_Exercise details_
Pick out each line containing the string "text".

_Dataset rows_
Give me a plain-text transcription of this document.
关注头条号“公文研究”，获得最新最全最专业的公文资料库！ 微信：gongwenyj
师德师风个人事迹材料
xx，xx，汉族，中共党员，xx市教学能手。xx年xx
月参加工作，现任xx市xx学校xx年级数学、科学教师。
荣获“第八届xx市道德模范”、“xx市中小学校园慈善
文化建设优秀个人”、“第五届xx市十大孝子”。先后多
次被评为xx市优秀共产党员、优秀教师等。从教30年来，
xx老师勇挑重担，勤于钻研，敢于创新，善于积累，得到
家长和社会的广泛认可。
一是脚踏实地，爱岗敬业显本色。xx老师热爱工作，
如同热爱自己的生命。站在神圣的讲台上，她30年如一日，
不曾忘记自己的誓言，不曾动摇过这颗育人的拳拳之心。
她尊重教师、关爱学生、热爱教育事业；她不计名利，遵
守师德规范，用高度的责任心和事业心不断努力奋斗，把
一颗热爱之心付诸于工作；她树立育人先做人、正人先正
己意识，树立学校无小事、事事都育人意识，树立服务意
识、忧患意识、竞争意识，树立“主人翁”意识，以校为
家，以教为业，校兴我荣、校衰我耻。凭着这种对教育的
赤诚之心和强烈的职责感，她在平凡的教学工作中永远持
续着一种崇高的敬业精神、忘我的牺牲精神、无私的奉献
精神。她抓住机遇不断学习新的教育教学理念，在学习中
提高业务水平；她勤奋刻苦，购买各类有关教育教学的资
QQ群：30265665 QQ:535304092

* * *

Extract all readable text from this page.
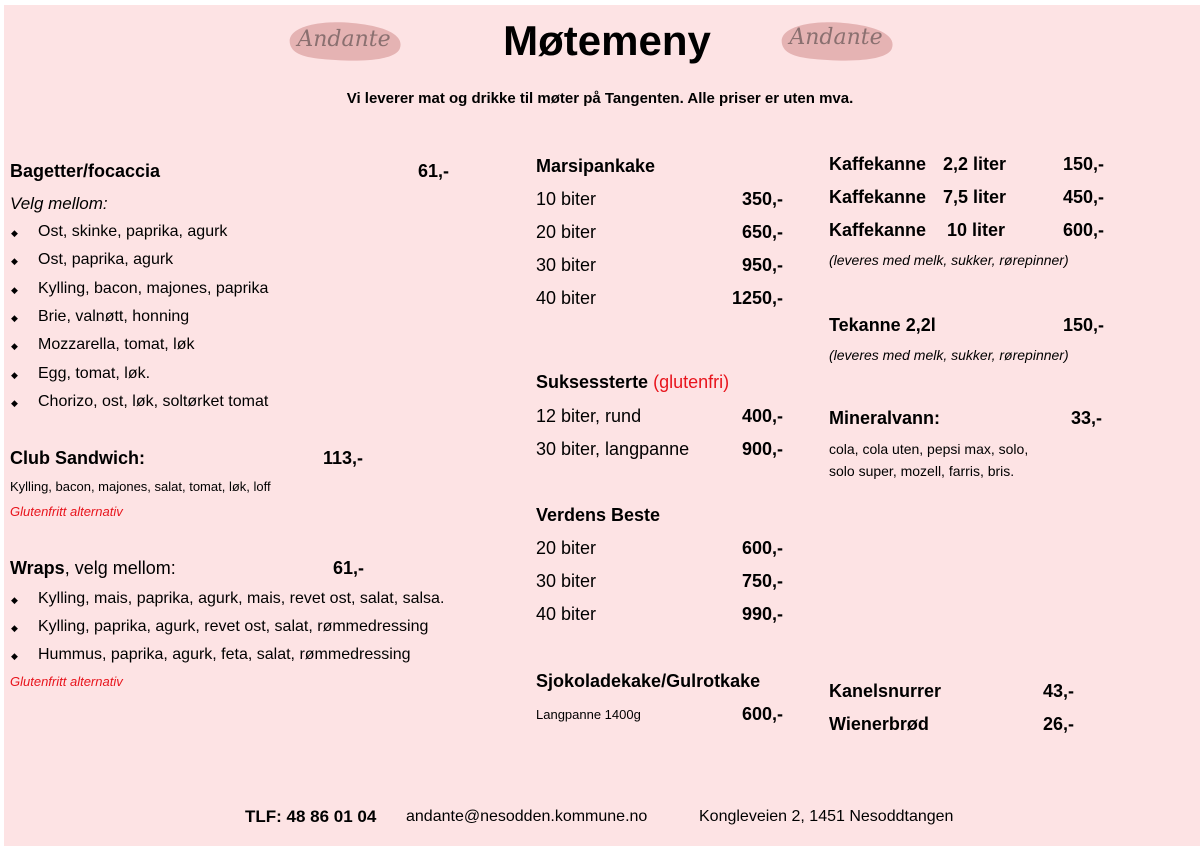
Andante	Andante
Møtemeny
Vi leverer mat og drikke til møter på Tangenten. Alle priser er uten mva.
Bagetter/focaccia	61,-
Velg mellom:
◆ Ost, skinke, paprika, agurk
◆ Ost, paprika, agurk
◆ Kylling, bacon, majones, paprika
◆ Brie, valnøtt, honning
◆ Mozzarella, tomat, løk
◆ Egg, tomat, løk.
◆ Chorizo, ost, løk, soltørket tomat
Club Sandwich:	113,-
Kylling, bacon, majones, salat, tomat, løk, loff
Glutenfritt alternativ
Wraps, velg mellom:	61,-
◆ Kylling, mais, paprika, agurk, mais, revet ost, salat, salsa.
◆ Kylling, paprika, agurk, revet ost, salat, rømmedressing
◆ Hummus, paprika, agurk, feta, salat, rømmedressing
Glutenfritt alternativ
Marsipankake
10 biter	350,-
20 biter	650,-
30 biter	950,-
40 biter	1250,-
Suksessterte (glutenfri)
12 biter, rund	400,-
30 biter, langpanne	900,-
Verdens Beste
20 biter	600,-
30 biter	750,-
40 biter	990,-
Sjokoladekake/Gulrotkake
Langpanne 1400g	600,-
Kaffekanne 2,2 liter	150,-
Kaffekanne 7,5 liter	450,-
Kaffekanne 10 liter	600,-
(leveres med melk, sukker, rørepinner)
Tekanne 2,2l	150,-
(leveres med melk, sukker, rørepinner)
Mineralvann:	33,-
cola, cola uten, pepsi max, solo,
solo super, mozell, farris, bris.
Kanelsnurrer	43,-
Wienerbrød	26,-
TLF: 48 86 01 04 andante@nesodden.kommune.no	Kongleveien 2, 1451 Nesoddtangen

_Expected output_
Give me a plain-text transcription of this document.
Extract all readable text from this page.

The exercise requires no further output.